§ **Required task**:
Would it be possible to write out each entry below exactly, without the pictures?

§ **Listing**:
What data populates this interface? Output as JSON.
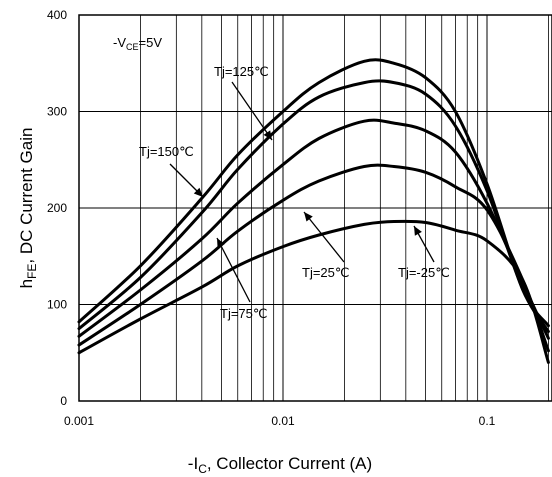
{
  "chart_data": {
    "type": "line",
    "title": "",
    "xlabel": {
      "pre": "-I",
      "sub": "C",
      "post": ", Collector Current (A)"
    },
    "ylabel": {
      "pre": "h",
      "sub": "FE",
      "post": ",  DC Current Gain"
    },
    "xscale": "log",
    "xlim": [
      0.001,
      0.2
    ],
    "ylim": [
      0,
      400
    ],
    "x_ticks": [
      {
        "value": 0.001,
        "label": "0.001"
      },
      {
        "value": 0.01,
        "label": "0.01"
      },
      {
        "value": 0.1,
        "label": "0.1"
      }
    ],
    "y_ticks": [
      {
        "value": 0,
        "label": "0"
      },
      {
        "value": 100,
        "label": "100"
      },
      {
        "value": 200,
        "label": "200"
      },
      {
        "value": 300,
        "label": "300"
      },
      {
        "value": 400,
        "label": "400"
      }
    ],
    "grid": true,
    "condition": {
      "pre": "-V",
      "sub": "CE",
      "post": "=5V"
    },
    "line_color": "#000000",
    "series": [
      {
        "name": "Tj=150℃",
        "x": [
          0.001,
          0.002,
          0.004,
          0.006,
          0.01,
          0.015,
          0.025,
          0.035,
          0.05,
          0.07,
          0.1,
          0.15,
          0.2
        ],
        "y": [
          82,
          140,
          210,
          255,
          300,
          330,
          352,
          350,
          335,
          300,
          225,
          115,
          78
        ]
      },
      {
        "name": "Tj=125℃",
        "x": [
          0.001,
          0.002,
          0.004,
          0.006,
          0.01,
          0.015,
          0.025,
          0.035,
          0.05,
          0.07,
          0.1,
          0.15,
          0.2
        ],
        "y": [
          75,
          128,
          195,
          240,
          287,
          315,
          330,
          330,
          318,
          285,
          218,
          115,
          72
        ]
      },
      {
        "name": "Tj=75℃",
        "x": [
          0.001,
          0.002,
          0.004,
          0.006,
          0.01,
          0.015,
          0.025,
          0.035,
          0.05,
          0.07,
          0.1,
          0.15,
          0.2
        ],
        "y": [
          67,
          115,
          168,
          205,
          245,
          272,
          290,
          288,
          280,
          258,
          205,
          122,
          65
        ]
      },
      {
        "name": "Tj=25℃",
        "x": [
          0.001,
          0.002,
          0.004,
          0.006,
          0.01,
          0.015,
          0.025,
          0.035,
          0.05,
          0.07,
          0.1,
          0.15,
          0.2
        ],
        "y": [
          58,
          100,
          145,
          176,
          208,
          228,
          243,
          243,
          237,
          222,
          198,
          125,
          52
        ]
      },
      {
        "name": "Tj=-25℃",
        "x": [
          0.001,
          0.002,
          0.004,
          0.006,
          0.01,
          0.015,
          0.025,
          0.035,
          0.05,
          0.07,
          0.1,
          0.15,
          0.2
        ],
        "y": [
          50,
          85,
          118,
          140,
          160,
          172,
          183,
          186,
          185,
          177,
          166,
          125,
          40
        ]
      }
    ],
    "annotations": [
      {
        "text": "Tj=125℃",
        "series": "Tj=125℃"
      },
      {
        "text": "Tj=150℃",
        "series": "Tj=150℃"
      },
      {
        "text": "Tj=25℃",
        "series": "Tj=25℃"
      },
      {
        "text": "Tj=-25℃",
        "series": "Tj=-25℃"
      },
      {
        "text": "Tj=75℃",
        "series": "Tj=75℃"
      }
    ]
  }
}
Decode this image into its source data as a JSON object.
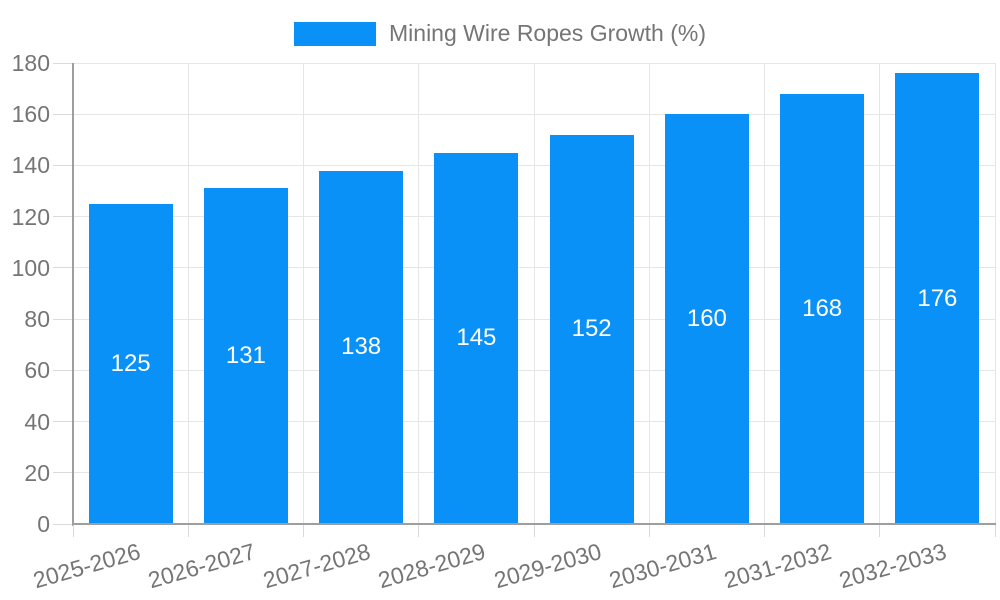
{
  "chart_data": {
    "type": "bar",
    "title": "",
    "legend": "Mining Wire Ropes Growth (%)",
    "legend_position": "top",
    "categories": [
      "2025-2026",
      "2026-2027",
      "2027-2028",
      "2028-2029",
      "2029-2030",
      "2030-2031",
      "2031-2032",
      "2032-2033"
    ],
    "values": [
      125,
      131,
      138,
      145,
      152,
      160,
      168,
      176
    ],
    "xlabel": "",
    "ylabel": "",
    "ylim": [
      0,
      180
    ],
    "ytick_step": 20,
    "yticks": [
      0,
      20,
      40,
      60,
      80,
      100,
      120,
      140,
      160,
      180
    ],
    "grid": true,
    "bar_labels_inside": true,
    "colors": {
      "bar": "#0991f8",
      "bar_label": "#ffffff",
      "axis_text": "#757575",
      "axis_line": "#9e9e9e",
      "gridline": "#e6e6e6",
      "tick": "#d9d9d9",
      "background": "#ffffff"
    }
  }
}
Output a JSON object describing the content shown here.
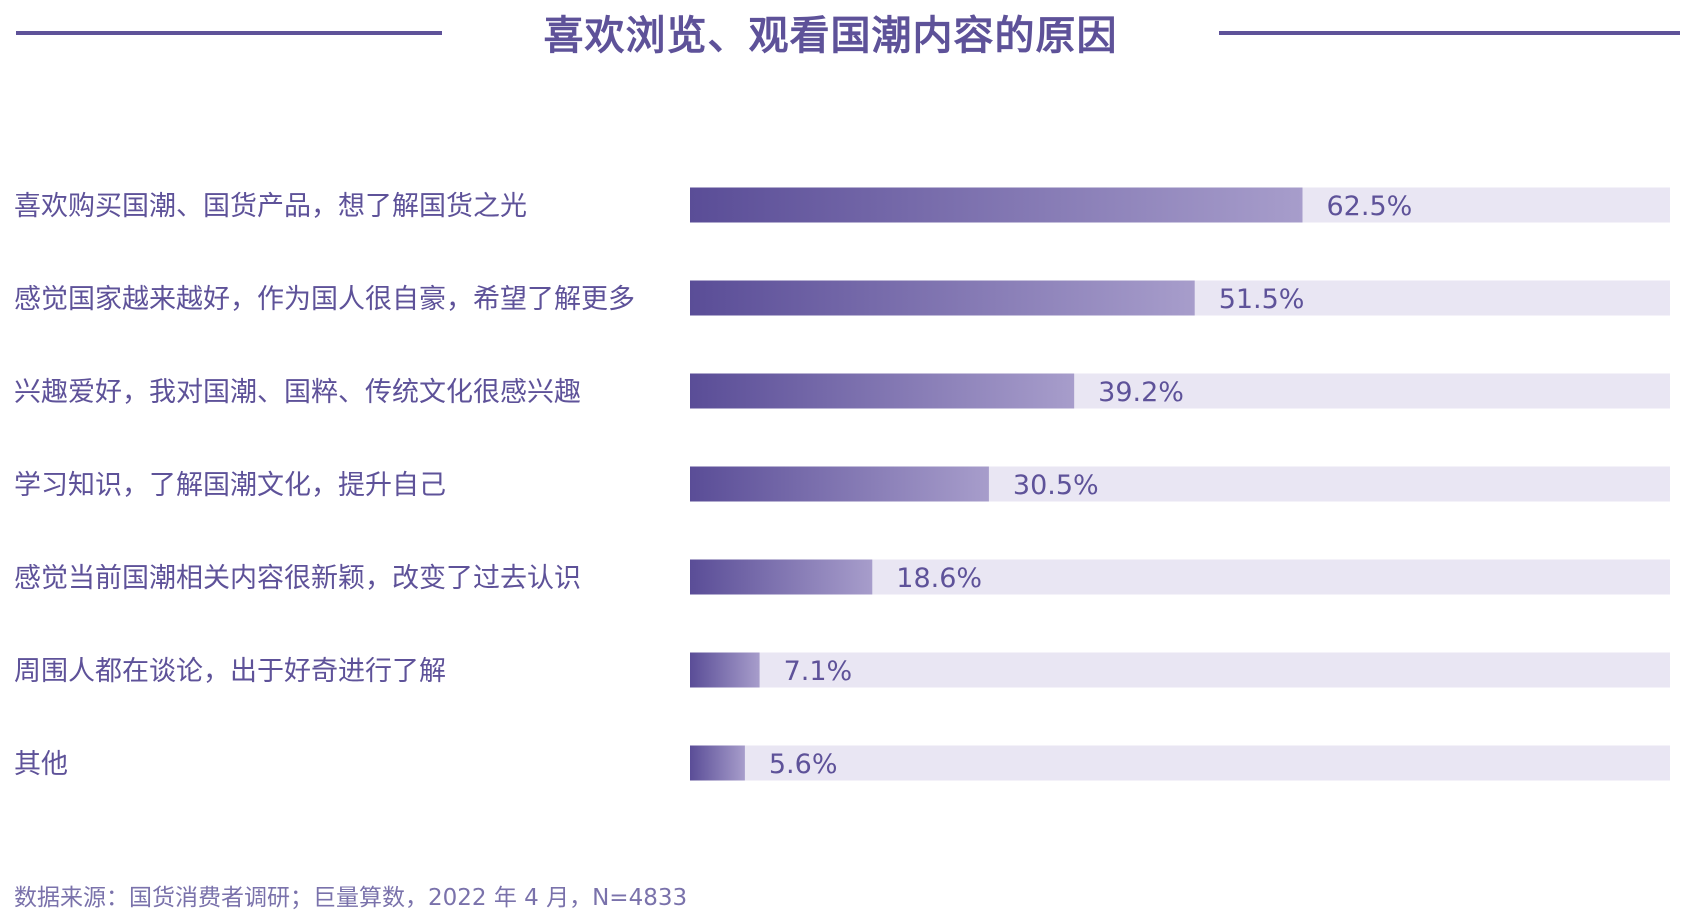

§ **Solution below**:
What data populates this interface? Output as JSON.
{
  "chart_data": {
    "type": "line",
    "title": "",
    "xlabel": {
      "pre": "-I",
      "sub": "C",
      "post": ", Collector Current (A)"
    },
    "ylabel": {
      "pre": "h",
      "sub": "FE",
      "post": ",  DC Current Gain"
    },
    "xscale": "log",
    "xlim": [
      0.001,
      0.2
    ],
    "ylim": [
      0,
      400
    ],
    "x_ticks": [
      {
        "value": 0.001,
        "label": "0.001"
      },
      {
        "value": 0.01,
        "label": "0.01"
      },
      {
        "value": 0.1,
        "label": "0.1"
      }
    ],
    "y_ticks": [
      {
        "value": 0,
        "label": "0"
      },
      {
        "value": 100,
        "label": "100"
      },
      {
        "value": 200,
        "label": "200"
      },
      {
        "value": 300,
        "label": "300"
      },
      {
        "value": 400,
        "label": "400"
      }
    ],
    "grid": true,
    "condition": {
      "pre": "-V",
      "sub": "CE",
      "post": "=5V"
    },
    "line_color": "#000000",
    "series": [
      {
        "name": "Tj=150℃",
        "x": [
          0.001,
          0.002,
          0.004,
          0.006,
          0.01,
          0.015,
          0.025,
          0.035,
          0.05,
          0.07,
          0.1,
          0.15,
          0.2
        ],
        "y": [
          82,
          140,
          210,
          255,
          300,
          330,
          352,
          350,
          335,
          300,
          225,
          115,
          78
        ]
      },
      {
        "name": "Tj=125℃",
        "x": [
          0.001,
          0.002,
          0.004,
          0.006,
          0.01,
          0.015,
          0.025,
          0.035,
          0.05,
          0.07,
          0.1,
          0.15,
          0.2
        ],
        "y": [
          75,
          128,
          195,
          240,
          287,
          315,
          330,
          330,
          318,
          285,
          218,
          115,
          72
        ]
      },
      {
        "name": "Tj=75℃",
        "x": [
          0.001,
          0.002,
          0.004,
          0.006,
          0.01,
          0.015,
          0.025,
          0.035,
          0.05,
          0.07,
          0.1,
          0.15,
          0.2
        ],
        "y": [
          67,
          115,
          168,
          205,
          245,
          272,
          290,
          288,
          280,
          258,
          205,
          122,
          65
        ]
      },
      {
        "name": "Tj=25℃",
        "x": [
          0.001,
          0.002,
          0.004,
          0.006,
          0.01,
          0.015,
          0.025,
          0.035,
          0.05,
          0.07,
          0.1,
          0.15,
          0.2
        ],
        "y": [
          58,
          100,
          145,
          176,
          208,
          228,
          243,
          243,
          237,
          222,
          198,
          125,
          52
        ]
      },
      {
        "name": "Tj=-25℃",
        "x": [
          0.001,
          0.002,
          0.004,
          0.006,
          0.01,
          0.015,
          0.025,
          0.035,
          0.05,
          0.07,
          0.1,
          0.15,
          0.2
        ],
        "y": [
          50,
          85,
          118,
          140,
          160,
          172,
          183,
          186,
          185,
          177,
          166,
          125,
          40
        ]
      }
    ],
    "annotations": [
      {
        "text": "Tj=125℃",
        "series": "Tj=125℃"
      },
      {
        "text": "Tj=150℃",
        "series": "Tj=150℃"
      },
      {
        "text": "Tj=25℃",
        "series": "Tj=25℃"
      },
      {
        "text": "Tj=-25℃",
        "series": "Tj=-25℃"
      },
      {
        "text": "Tj=75℃",
        "series": "Tj=75℃"
      }
    ]
  }
}
Decode this image into its source data as a JSON object.
{
  "chart_data": {
    "type": "bar",
    "title": "",
    "legend": "Mining Wire Ropes Growth (%)",
    "legend_position": "top",
    "categories": [
      "2025-2026",
      "2026-2027",
      "2027-2028",
      "2028-2029",
      "2029-2030",
      "2030-2031",
      "2031-2032",
      "2032-2033"
    ],
    "values": [
      125,
      131,
      138,
      145,
      152,
      160,
      168,
      176
    ],
    "xlabel": "",
    "ylabel": "",
    "ylim": [
      0,
      180
    ],
    "ytick_step": 20,
    "yticks": [
      0,
      20,
      40,
      60,
      80,
      100,
      120,
      140,
      160,
      180
    ],
    "grid": true,
    "bar_labels_inside": true,
    "colors": {
      "bar": "#0991f8",
      "bar_label": "#ffffff",
      "axis_text": "#757575",
      "axis_line": "#9e9e9e",
      "gridline": "#e6e6e6",
      "tick": "#d9d9d9",
      "background": "#ffffff"
    }
  }
}
Output a JSON object describing the content shown here.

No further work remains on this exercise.